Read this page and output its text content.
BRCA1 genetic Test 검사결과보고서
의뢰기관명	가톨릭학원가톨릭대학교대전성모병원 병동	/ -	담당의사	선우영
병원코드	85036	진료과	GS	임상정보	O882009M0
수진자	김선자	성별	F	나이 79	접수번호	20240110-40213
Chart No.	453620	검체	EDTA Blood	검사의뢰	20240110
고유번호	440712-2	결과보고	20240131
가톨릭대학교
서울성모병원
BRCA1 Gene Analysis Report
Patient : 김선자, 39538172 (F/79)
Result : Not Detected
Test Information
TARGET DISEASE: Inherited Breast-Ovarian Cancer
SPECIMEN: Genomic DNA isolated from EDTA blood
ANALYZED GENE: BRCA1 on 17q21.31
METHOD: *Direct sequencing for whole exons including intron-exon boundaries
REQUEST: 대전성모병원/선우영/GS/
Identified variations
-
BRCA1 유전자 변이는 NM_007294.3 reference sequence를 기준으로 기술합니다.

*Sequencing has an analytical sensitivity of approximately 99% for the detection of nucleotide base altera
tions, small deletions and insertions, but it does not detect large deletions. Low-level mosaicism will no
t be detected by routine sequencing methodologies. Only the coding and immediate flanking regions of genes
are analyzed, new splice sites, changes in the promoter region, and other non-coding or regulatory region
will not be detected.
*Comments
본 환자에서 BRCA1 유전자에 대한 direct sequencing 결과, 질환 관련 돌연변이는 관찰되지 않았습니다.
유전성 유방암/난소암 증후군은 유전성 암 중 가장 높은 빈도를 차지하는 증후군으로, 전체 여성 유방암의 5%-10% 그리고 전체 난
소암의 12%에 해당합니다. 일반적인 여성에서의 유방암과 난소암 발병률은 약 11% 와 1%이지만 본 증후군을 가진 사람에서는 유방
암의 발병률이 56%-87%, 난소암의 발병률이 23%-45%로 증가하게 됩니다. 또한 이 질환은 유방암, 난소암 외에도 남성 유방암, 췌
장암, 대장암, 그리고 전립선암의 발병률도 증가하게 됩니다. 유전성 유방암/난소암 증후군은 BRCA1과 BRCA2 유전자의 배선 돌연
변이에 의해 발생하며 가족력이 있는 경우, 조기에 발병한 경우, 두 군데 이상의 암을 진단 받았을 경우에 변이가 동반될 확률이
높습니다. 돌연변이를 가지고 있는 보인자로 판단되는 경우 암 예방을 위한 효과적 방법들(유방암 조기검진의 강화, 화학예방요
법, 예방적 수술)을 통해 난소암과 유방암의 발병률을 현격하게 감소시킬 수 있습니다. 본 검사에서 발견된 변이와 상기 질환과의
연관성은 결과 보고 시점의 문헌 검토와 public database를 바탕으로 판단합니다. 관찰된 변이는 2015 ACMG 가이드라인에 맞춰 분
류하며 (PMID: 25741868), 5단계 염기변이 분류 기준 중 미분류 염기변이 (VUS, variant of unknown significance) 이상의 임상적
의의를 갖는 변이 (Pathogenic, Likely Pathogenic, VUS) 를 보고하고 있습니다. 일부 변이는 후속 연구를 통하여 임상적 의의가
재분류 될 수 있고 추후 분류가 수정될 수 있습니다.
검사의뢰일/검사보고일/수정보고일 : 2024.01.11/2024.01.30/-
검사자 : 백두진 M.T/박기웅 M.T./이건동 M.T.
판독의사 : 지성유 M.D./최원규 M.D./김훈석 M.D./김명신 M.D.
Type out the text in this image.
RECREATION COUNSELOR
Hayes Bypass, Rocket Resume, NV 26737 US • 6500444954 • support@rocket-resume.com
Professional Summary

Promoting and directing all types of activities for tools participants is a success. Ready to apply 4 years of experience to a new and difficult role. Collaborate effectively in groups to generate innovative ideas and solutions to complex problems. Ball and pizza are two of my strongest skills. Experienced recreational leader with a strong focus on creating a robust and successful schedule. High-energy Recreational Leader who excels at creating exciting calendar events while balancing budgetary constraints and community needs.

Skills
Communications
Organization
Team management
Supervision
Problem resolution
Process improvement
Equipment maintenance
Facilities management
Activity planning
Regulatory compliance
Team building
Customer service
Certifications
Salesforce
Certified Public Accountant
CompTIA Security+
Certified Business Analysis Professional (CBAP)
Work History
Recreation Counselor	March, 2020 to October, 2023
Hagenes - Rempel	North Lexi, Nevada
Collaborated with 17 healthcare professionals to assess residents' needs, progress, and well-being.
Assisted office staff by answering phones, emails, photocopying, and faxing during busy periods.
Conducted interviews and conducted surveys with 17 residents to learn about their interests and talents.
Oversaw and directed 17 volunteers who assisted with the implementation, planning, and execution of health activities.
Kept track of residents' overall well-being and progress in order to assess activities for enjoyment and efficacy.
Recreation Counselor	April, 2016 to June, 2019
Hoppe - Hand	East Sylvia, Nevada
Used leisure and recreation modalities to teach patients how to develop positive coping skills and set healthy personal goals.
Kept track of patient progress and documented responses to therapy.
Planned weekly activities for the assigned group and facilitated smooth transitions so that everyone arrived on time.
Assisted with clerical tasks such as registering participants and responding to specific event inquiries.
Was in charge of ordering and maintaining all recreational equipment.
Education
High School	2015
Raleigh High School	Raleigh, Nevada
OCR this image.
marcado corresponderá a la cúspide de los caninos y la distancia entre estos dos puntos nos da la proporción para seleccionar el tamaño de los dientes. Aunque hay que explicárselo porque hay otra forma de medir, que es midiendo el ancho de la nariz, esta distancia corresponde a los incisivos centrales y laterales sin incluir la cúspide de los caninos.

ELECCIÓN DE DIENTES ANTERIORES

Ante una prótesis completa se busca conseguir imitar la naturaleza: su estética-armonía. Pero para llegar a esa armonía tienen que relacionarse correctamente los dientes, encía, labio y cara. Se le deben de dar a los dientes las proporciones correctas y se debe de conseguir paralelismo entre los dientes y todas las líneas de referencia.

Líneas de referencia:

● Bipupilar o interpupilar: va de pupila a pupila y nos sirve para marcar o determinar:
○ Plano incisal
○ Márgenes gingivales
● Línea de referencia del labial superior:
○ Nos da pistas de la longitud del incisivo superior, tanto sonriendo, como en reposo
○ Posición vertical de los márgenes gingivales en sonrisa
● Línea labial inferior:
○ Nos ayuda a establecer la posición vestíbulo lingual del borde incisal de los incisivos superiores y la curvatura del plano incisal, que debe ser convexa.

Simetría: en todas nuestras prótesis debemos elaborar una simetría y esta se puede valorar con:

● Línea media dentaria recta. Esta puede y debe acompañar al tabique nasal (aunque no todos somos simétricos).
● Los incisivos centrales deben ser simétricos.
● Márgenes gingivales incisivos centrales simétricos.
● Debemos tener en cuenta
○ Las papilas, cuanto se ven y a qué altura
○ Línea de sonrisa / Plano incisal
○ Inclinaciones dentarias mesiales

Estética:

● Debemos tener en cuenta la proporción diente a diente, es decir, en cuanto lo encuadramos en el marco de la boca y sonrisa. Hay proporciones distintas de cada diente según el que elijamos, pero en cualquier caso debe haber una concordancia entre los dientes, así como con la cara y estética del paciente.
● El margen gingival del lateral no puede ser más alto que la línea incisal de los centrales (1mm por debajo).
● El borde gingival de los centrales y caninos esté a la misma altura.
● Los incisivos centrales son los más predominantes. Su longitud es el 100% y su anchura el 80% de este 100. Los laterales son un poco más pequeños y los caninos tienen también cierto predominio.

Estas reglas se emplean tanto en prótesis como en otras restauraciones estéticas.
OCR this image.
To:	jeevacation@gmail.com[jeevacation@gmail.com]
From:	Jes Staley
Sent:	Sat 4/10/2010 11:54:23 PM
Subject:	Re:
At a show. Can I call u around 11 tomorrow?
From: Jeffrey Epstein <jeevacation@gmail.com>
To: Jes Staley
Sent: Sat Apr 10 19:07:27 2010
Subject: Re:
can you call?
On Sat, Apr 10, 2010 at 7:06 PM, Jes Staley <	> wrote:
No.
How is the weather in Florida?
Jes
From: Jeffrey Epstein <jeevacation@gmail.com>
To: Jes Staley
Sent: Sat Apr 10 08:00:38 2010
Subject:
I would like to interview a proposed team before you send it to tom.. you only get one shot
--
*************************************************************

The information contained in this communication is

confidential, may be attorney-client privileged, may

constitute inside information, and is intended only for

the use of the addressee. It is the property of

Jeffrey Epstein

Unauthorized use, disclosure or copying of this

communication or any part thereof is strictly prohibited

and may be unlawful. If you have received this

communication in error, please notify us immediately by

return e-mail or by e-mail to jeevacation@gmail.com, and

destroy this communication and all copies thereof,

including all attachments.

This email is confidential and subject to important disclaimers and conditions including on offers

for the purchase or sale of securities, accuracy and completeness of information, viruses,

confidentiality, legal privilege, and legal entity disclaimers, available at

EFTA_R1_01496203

==========

- **Work request**
Find every line in the records that has the word "altura". Then report the count alone.

- **Exercise response**
2